■ Given task
Without the pictures, output the records below word for word.

------------------------------------------------------------

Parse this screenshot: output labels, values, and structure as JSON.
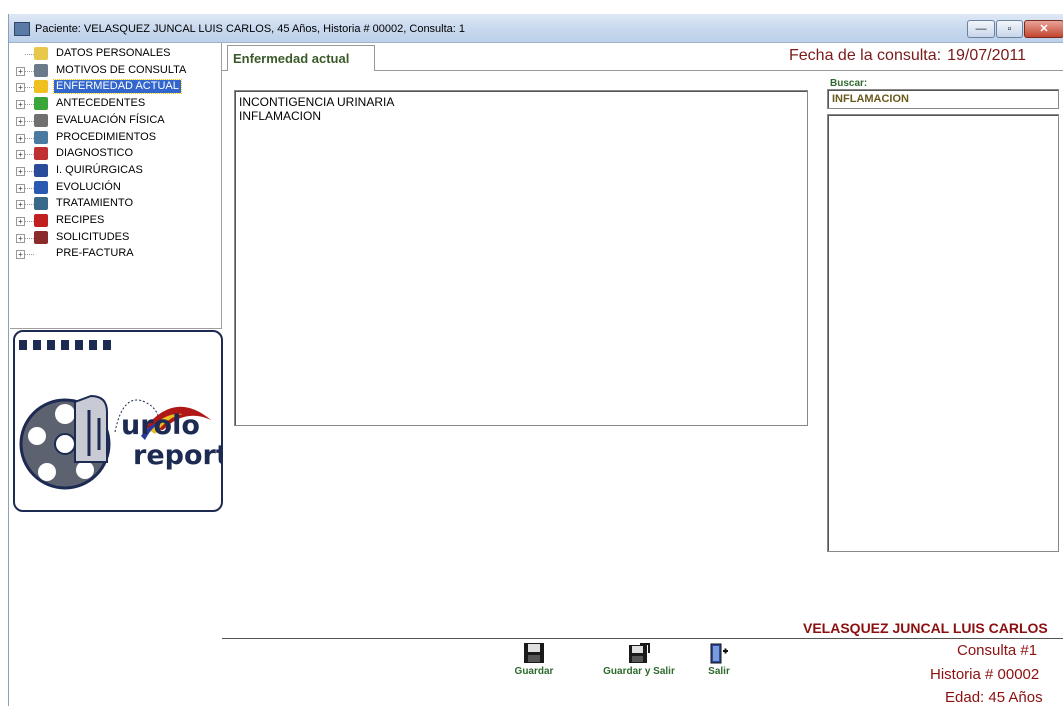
{
  "window": {
    "title": "Paciente: VELASQUEZ JUNCAL LUIS CARLOS, 45 Años, Historia # 00002, Consulta: 1",
    "min_glyph": "—",
    "max_glyph": "▫",
    "close_glyph": "✕"
  },
  "tree": {
    "items": [
      {
        "label": "DATOS PERSONALES",
        "icon": "folder-icon",
        "color": "#e8c84a",
        "expander": ""
      },
      {
        "label": "MOTIVOS DE CONSULTA",
        "icon": "pointer-icon",
        "color": "#6a7a8a",
        "expander": "+"
      },
      {
        "label": "ENFERMEDAD ACTUAL",
        "icon": "lightning-icon",
        "color": "#f0c020",
        "expander": "+",
        "selected": true
      },
      {
        "label": "ANTECEDENTES",
        "icon": "apple-icon",
        "color": "#3aa63a",
        "expander": "+"
      },
      {
        "label": "EVALUACIÓN FÍSICA",
        "icon": "stethoscope-icon",
        "color": "#707070",
        "expander": "+"
      },
      {
        "label": "PROCEDIMIENTOS",
        "icon": "monitor-icon",
        "color": "#4a7aa0",
        "expander": "+"
      },
      {
        "label": "DIAGNOSTICO",
        "icon": "syringe-icon",
        "color": "#c03030",
        "expander": "+"
      },
      {
        "label": "I. QUIRÚRGICAS",
        "icon": "grid-icon",
        "color": "#2a4a9a",
        "expander": "+"
      },
      {
        "label": "EVOLUCIÓN",
        "icon": "info-icon",
        "color": "#2a5ab0",
        "expander": "+"
      },
      {
        "label": "TRATAMIENTO",
        "icon": "person-icon",
        "color": "#3a6a8a",
        "expander": "+"
      },
      {
        "label": "RECIPES",
        "icon": "apple-red-icon",
        "color": "#c02020",
        "expander": "+"
      },
      {
        "label": "SOLICITUDES",
        "icon": "chart-icon",
        "color": "#8a2a2a",
        "expander": "+"
      },
      {
        "label": "PRE-FACTURA",
        "icon": "",
        "color": "",
        "expander": "+"
      }
    ]
  },
  "logo": {
    "line1": "urolo",
    "line2": "report"
  },
  "tab": {
    "label": "Enfermedad actual"
  },
  "header": {
    "fecha_label": "Fecha de la consulta:",
    "fecha_value": "19/07/2011"
  },
  "editor": {
    "lines": [
      "INCONTIGENCIA URINARIA",
      "INFLAMACION"
    ]
  },
  "search": {
    "label": "Buscar:",
    "value": "INFLAMACION"
  },
  "footer": {
    "patient_name": "VELASQUEZ JUNCAL LUIS CARLOS",
    "consulta": "Consulta #1",
    "historia": "Historia # 00002",
    "edad": "Edad: 45 Años"
  },
  "toolbar": {
    "guardar": "Guardar",
    "guardar_salir": "Guardar y Salir",
    "salir": "Salir"
  }
}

------------------------------------------------------------

■ Result of this exercise
Parse this screenshot: output labels, values, and structure as JSON.
{
  "window": {
    "title": "Paciente: VELASQUEZ JUNCAL LUIS CARLOS, 45 Años, Historia # 00002, Consulta: 1",
    "min_glyph": "—",
    "max_glyph": "▫",
    "close_glyph": "✕"
  },
  "tree": {
    "items": [
      {
        "label": "DATOS PERSONALES",
        "icon": "folder-icon",
        "color": "#e8c84a",
        "expander": ""
      },
      {
        "label": "MOTIVOS DE CONSULTA",
        "icon": "pointer-icon",
        "color": "#6a7a8a",
        "expander": "+"
      },
      {
        "label": "ENFERMEDAD ACTUAL",
        "icon": "lightning-icon",
        "color": "#f0c020",
        "expander": "+",
        "selected": true
      },
      {
        "label": "ANTECEDENTES",
        "icon": "apple-icon",
        "color": "#3aa63a",
        "expander": "+"
      },
      {
        "label": "EVALUACIÓN FÍSICA",
        "icon": "stethoscope-icon",
        "color": "#707070",
        "expander": "+"
      },
      {
        "label": "PROCEDIMIENTOS",
        "icon": "monitor-icon",
        "color": "#4a7aa0",
        "expander": "+"
      },
      {
        "label": "DIAGNOSTICO",
        "icon": "syringe-icon",
        "color": "#c03030",
        "expander": "+"
      },
      {
        "label": "I. QUIRÚRGICAS",
        "icon": "grid-icon",
        "color": "#2a4a9a",
        "expander": "+"
      },
      {
        "label": "EVOLUCIÓN",
        "icon": "info-icon",
        "color": "#2a5ab0",
        "expander": "+"
      },
      {
        "label": "TRATAMIENTO",
        "icon": "person-icon",
        "color": "#3a6a8a",
        "expander": "+"
      },
      {
        "label": "RECIPES",
        "icon": "apple-red-icon",
        "color": "#c02020",
        "expander": "+"
      },
      {
        "label": "SOLICITUDES",
        "icon": "chart-icon",
        "color": "#8a2a2a",
        "expander": "+"
      },
      {
        "label": "PRE-FACTURA",
        "icon": "",
        "color": "",
        "expander": "+"
      }
    ]
  },
  "logo": {
    "line1": "urolo",
    "line2": "report"
  },
  "tab": {
    "label": "Enfermedad actual"
  },
  "header": {
    "fecha_label": "Fecha de la consulta:",
    "fecha_value": "19/07/2011"
  },
  "editor": {
    "lines": [
      "INCONTIGENCIA URINARIA",
      "INFLAMACION"
    ]
  },
  "search": {
    "label": "Buscar:",
    "value": "INFLAMACION"
  },
  "footer": {
    "patient_name": "VELASQUEZ JUNCAL LUIS CARLOS",
    "consulta": "Consulta #1",
    "historia": "Historia # 00002",
    "edad": "Edad: 45 Años"
  },
  "toolbar": {
    "guardar": "Guardar",
    "guardar_salir": "Guardar y Salir",
    "salir": "Salir"
  }
}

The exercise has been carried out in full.